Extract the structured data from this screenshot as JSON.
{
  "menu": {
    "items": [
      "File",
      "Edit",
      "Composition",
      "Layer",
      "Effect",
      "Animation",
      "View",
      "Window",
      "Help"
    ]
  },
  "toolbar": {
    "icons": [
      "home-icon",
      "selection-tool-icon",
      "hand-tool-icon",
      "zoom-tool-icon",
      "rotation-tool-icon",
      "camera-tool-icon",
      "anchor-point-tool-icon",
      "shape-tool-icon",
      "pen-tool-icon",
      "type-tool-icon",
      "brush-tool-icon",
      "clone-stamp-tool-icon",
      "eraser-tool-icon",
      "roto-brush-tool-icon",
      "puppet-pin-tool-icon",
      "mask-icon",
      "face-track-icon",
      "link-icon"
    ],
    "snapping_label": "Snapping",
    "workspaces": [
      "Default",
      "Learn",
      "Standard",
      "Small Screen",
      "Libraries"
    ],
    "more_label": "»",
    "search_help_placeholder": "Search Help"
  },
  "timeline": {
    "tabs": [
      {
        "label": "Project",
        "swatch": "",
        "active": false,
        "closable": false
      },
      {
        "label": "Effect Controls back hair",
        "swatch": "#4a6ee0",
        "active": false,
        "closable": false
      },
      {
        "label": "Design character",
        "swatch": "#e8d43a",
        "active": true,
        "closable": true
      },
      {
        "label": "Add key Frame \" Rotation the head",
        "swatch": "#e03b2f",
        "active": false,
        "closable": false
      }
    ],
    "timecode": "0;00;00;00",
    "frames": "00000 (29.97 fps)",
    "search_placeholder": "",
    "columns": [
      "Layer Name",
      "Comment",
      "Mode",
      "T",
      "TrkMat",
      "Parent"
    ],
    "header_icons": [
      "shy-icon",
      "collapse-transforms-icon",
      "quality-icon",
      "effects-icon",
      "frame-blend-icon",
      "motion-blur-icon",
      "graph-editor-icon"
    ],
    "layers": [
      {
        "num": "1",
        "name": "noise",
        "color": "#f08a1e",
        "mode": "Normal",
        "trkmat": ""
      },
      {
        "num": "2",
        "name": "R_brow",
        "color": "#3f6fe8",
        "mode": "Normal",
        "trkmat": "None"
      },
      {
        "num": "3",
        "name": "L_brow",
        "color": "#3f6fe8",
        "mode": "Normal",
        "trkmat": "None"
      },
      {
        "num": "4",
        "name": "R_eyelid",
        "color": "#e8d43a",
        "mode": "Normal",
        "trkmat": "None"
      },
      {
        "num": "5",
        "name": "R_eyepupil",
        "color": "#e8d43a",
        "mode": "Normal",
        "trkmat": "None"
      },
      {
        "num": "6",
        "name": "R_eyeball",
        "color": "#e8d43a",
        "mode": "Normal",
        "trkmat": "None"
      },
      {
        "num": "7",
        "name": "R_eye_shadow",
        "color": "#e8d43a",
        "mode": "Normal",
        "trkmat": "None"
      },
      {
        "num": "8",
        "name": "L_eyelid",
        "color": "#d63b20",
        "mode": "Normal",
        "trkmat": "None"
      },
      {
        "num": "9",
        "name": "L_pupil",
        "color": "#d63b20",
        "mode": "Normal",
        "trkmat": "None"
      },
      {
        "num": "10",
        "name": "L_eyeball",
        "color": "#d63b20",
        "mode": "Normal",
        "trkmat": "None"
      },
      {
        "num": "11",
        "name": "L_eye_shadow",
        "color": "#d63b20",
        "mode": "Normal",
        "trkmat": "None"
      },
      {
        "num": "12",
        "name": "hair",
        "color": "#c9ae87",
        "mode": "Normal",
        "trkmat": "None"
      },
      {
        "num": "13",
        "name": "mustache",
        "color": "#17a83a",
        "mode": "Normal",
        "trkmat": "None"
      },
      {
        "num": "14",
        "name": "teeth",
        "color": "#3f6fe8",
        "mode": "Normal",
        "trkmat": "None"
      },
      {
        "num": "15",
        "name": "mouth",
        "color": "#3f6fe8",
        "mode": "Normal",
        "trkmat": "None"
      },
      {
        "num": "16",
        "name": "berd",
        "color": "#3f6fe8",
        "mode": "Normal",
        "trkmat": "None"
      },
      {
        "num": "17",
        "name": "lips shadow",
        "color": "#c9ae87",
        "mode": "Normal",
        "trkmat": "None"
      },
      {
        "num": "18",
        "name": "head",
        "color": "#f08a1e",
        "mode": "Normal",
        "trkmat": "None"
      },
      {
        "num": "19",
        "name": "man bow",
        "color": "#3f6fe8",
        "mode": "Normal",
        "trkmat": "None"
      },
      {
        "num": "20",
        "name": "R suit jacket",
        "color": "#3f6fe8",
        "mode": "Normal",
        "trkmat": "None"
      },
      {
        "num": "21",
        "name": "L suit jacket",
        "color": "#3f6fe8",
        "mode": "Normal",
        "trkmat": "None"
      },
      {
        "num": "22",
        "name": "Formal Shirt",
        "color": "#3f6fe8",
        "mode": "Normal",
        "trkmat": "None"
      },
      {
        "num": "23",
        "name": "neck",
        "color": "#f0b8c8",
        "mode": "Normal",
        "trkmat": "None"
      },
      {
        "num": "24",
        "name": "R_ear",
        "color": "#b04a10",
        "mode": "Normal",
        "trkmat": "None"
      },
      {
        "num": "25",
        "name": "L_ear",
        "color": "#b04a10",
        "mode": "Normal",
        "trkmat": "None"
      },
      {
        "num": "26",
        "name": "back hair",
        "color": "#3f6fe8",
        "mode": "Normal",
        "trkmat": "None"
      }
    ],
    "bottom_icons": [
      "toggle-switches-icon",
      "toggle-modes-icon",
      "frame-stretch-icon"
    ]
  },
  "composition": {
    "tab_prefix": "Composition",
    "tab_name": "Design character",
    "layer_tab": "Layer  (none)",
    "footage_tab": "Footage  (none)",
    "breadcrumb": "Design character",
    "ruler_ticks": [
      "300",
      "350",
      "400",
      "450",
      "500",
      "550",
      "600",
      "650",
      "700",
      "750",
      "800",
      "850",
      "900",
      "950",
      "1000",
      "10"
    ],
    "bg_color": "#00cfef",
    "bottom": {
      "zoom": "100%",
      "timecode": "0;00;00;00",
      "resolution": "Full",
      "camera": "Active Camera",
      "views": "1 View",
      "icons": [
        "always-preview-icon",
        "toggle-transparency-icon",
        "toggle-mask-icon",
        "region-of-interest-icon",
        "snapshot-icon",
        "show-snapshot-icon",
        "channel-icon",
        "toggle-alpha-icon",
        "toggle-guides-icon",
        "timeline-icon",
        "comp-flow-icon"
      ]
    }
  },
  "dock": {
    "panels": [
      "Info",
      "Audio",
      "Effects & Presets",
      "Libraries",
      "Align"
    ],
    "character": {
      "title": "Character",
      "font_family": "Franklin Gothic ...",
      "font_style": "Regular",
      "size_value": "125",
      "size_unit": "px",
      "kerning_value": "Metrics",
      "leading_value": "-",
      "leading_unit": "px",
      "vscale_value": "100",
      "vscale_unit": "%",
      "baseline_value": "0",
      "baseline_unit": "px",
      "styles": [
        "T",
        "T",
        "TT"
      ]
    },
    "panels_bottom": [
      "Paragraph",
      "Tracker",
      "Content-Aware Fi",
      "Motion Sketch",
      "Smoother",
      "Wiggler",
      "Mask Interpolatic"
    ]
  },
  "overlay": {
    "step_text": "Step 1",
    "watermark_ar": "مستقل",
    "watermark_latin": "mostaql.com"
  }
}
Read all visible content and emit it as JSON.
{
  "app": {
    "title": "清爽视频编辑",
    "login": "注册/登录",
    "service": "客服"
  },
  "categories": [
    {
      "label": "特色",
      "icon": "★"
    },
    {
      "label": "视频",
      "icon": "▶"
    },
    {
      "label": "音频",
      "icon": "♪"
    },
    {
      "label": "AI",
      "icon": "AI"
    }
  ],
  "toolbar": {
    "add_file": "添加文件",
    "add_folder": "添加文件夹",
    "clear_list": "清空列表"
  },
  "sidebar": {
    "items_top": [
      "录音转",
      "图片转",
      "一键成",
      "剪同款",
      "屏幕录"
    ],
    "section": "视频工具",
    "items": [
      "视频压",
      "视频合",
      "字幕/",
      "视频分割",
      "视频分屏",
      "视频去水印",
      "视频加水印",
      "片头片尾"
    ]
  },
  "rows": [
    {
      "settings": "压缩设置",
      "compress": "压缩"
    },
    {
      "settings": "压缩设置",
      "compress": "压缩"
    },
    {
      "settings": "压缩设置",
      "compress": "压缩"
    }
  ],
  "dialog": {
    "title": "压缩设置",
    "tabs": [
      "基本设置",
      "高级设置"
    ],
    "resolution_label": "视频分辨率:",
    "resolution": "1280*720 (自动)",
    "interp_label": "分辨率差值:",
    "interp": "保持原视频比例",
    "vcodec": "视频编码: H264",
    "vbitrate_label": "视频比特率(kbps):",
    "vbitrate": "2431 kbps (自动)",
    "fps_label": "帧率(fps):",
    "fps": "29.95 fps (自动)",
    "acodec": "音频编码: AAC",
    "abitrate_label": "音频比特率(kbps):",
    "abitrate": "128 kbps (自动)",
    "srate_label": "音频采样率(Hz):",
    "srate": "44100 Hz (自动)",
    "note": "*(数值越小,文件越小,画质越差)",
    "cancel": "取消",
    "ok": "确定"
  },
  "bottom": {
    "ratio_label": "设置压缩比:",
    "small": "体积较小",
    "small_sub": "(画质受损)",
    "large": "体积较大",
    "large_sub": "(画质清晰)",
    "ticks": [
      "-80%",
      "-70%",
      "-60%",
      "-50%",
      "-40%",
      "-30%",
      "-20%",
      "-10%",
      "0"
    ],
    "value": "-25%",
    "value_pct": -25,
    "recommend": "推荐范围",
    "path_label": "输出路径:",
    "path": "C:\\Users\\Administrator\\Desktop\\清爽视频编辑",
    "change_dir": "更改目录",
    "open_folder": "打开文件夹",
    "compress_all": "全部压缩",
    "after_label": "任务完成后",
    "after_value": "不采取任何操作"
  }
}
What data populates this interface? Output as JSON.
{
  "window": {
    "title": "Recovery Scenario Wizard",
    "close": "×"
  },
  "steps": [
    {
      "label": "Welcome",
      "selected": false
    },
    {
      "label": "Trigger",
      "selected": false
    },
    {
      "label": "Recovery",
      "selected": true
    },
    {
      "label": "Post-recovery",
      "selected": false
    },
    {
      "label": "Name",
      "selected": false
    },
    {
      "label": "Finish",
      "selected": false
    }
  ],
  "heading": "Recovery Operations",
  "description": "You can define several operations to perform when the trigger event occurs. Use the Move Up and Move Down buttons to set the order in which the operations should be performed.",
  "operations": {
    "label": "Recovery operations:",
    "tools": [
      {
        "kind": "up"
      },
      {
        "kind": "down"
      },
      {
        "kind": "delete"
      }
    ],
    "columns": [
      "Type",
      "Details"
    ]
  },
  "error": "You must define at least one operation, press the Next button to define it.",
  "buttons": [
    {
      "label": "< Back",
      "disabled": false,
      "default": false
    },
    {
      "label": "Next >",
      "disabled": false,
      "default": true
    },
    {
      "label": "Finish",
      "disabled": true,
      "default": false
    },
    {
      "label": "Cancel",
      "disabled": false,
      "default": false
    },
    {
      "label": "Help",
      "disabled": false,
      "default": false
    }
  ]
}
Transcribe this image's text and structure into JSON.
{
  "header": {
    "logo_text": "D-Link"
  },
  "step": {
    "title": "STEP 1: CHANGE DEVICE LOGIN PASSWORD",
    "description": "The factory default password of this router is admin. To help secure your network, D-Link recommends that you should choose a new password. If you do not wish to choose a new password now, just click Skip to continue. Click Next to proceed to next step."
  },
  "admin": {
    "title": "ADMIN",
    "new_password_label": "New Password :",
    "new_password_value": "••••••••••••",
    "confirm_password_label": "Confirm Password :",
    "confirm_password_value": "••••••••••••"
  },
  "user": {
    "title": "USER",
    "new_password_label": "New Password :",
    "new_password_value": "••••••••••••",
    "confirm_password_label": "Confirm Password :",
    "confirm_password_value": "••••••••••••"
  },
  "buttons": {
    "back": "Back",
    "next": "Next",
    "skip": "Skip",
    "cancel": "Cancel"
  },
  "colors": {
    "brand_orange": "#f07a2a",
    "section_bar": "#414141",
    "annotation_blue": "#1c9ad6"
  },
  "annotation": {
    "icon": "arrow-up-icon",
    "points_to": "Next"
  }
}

========================

• Your instructions
Count every line in the entries above where the word "swatch" appears; respond with the number alone.

• Response to this task
4